*TO BE DONE*
In the records below, work out how many lines hold the word "Craig". Report the number alone.

*INFORMATION SUPPLIED*
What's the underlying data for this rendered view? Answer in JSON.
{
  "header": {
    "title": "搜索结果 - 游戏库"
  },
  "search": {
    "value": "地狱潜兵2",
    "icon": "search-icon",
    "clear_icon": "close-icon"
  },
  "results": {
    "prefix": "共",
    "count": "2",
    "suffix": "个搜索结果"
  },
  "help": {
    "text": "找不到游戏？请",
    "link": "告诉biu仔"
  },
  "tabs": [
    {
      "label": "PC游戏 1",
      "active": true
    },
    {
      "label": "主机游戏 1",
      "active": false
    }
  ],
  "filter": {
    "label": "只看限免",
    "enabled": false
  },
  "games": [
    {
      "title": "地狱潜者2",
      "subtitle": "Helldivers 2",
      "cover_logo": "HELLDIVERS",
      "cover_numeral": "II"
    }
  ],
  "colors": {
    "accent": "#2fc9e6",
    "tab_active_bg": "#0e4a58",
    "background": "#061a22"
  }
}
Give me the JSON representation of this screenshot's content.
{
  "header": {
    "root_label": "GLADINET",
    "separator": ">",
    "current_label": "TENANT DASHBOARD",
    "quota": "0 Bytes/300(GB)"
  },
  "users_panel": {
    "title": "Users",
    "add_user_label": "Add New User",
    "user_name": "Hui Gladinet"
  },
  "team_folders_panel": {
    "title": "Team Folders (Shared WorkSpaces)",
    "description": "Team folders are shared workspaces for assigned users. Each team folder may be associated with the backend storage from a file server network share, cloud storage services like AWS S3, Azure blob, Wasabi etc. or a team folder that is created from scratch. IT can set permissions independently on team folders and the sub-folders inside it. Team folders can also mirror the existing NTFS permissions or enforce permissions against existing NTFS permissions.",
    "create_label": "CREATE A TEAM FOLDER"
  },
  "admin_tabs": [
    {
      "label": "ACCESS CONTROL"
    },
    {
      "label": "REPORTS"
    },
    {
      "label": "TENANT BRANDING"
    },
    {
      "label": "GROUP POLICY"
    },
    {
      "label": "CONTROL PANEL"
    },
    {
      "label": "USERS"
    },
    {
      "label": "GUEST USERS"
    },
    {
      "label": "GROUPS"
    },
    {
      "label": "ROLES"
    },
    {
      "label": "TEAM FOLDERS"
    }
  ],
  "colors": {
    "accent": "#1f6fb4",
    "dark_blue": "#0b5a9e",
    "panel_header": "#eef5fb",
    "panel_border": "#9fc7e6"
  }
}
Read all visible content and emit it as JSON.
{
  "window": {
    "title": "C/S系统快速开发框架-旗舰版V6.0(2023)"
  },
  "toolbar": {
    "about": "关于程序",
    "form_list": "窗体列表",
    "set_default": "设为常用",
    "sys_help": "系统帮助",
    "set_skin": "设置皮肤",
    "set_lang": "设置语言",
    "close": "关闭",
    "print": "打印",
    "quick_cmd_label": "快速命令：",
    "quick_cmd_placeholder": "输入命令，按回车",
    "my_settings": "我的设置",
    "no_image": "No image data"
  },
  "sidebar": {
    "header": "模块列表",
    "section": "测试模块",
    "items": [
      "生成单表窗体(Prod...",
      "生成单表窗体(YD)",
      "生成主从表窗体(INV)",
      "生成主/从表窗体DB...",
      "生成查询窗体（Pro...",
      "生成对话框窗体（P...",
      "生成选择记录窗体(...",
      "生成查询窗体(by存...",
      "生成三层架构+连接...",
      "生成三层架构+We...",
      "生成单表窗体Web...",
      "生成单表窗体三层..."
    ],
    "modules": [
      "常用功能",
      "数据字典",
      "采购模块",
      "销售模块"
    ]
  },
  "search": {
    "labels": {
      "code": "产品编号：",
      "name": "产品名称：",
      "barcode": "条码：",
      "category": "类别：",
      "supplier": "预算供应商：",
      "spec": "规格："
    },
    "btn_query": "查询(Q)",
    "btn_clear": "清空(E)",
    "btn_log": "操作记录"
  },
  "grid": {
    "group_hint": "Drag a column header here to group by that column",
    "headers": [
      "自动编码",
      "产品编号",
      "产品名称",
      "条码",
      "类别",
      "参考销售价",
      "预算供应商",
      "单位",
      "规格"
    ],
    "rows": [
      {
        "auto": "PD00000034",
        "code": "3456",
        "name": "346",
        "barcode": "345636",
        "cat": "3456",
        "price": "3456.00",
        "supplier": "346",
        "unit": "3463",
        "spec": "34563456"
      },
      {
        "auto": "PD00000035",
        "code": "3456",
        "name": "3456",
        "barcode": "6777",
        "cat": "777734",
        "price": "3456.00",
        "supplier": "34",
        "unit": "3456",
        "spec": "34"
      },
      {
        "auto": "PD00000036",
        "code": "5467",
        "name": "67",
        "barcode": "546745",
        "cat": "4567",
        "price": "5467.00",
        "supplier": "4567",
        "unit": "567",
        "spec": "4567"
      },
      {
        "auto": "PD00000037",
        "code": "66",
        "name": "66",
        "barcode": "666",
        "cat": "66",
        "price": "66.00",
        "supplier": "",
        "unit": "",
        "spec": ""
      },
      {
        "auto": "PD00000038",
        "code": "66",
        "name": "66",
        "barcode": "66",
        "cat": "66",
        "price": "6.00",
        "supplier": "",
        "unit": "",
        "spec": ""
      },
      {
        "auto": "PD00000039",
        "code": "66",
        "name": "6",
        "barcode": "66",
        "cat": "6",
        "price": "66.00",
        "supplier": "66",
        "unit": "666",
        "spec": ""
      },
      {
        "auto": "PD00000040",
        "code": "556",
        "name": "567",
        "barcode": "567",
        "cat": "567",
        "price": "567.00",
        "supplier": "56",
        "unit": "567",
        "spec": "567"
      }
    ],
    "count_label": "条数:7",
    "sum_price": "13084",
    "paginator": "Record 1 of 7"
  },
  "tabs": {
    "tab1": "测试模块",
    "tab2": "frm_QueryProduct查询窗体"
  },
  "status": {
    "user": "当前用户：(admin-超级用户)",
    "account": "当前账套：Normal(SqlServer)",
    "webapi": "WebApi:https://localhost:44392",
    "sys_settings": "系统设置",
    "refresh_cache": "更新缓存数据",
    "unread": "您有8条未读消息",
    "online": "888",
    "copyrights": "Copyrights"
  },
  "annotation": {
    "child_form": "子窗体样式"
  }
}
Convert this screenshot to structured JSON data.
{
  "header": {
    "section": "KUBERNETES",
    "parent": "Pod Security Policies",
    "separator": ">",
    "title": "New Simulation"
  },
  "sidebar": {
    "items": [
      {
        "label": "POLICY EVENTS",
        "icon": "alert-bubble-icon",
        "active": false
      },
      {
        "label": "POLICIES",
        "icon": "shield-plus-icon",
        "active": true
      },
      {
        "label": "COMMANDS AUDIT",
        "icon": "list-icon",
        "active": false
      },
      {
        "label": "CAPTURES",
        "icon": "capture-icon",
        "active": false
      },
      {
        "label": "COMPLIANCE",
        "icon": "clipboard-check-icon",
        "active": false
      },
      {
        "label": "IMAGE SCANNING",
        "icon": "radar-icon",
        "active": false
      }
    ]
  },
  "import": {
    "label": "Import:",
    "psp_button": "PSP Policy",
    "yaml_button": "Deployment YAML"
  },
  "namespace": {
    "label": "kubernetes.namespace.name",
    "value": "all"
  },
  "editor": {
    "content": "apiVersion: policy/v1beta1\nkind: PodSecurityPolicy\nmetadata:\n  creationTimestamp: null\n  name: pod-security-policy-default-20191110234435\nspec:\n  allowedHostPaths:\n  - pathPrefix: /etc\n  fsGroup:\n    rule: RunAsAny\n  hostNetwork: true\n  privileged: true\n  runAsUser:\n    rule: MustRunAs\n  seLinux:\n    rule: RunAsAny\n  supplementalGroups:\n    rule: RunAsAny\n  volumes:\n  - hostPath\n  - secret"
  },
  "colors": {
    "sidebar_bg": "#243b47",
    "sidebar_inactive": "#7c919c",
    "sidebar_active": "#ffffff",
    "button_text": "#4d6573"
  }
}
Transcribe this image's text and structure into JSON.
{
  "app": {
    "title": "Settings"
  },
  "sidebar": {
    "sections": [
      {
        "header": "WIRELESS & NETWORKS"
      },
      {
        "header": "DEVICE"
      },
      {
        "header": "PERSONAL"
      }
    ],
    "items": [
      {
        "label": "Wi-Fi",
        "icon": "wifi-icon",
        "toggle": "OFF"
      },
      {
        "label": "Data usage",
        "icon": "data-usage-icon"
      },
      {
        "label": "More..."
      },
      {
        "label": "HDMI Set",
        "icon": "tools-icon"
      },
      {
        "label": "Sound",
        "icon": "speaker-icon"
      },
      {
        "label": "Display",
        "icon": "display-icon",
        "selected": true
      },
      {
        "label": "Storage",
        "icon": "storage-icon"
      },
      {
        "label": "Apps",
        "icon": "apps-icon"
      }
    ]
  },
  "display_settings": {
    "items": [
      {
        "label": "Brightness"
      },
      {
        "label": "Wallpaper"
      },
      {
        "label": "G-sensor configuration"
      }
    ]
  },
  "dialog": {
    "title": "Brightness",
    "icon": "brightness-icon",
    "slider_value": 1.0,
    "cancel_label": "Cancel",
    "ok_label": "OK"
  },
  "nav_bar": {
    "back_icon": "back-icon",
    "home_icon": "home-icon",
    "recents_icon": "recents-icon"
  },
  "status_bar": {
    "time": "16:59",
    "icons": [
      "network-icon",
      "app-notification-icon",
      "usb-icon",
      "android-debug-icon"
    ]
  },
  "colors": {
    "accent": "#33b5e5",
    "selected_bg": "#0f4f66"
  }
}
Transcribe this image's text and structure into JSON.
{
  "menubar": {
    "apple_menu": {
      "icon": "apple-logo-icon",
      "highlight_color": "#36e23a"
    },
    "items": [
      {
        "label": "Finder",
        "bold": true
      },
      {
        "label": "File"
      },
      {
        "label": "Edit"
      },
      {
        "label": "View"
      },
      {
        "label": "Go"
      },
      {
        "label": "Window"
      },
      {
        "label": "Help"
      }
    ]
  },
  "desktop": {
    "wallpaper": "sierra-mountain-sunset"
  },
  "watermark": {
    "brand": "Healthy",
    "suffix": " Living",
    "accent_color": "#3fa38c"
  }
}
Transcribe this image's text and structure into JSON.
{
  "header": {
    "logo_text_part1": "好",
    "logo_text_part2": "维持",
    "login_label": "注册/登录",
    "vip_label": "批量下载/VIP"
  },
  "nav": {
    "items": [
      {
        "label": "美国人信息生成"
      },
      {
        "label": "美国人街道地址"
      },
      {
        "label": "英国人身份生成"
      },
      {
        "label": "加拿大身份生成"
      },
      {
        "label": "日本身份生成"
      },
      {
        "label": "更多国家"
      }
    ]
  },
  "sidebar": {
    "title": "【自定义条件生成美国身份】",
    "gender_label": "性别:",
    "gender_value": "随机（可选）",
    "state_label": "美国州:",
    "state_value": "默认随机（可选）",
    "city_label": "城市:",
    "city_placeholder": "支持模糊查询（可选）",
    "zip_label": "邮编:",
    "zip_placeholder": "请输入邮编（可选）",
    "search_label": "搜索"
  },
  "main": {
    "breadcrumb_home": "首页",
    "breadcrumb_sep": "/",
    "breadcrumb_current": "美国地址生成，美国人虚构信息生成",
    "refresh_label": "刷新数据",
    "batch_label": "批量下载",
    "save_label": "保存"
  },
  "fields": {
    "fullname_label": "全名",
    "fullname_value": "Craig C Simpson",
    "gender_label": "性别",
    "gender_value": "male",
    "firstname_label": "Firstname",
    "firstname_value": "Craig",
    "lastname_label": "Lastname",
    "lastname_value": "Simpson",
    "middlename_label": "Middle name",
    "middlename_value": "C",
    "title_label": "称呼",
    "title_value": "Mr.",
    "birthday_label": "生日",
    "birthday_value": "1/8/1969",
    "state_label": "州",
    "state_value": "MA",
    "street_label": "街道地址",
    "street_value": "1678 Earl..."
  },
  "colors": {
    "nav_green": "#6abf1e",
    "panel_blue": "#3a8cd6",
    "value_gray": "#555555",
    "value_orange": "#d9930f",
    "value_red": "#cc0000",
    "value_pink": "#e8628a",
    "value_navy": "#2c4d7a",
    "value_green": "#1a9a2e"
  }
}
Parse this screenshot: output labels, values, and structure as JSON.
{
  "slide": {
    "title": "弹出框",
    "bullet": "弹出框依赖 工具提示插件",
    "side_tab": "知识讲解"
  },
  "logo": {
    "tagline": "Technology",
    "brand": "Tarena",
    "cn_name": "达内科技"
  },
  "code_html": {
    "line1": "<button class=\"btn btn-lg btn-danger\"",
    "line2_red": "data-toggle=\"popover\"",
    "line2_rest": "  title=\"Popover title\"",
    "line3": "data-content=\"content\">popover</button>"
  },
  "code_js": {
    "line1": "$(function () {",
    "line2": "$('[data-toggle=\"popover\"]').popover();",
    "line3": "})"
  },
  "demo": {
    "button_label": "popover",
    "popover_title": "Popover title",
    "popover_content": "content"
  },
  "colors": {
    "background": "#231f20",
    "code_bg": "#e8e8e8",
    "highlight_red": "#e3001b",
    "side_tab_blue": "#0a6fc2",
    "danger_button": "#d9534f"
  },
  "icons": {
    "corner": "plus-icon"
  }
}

*ANSWER BELOW*
2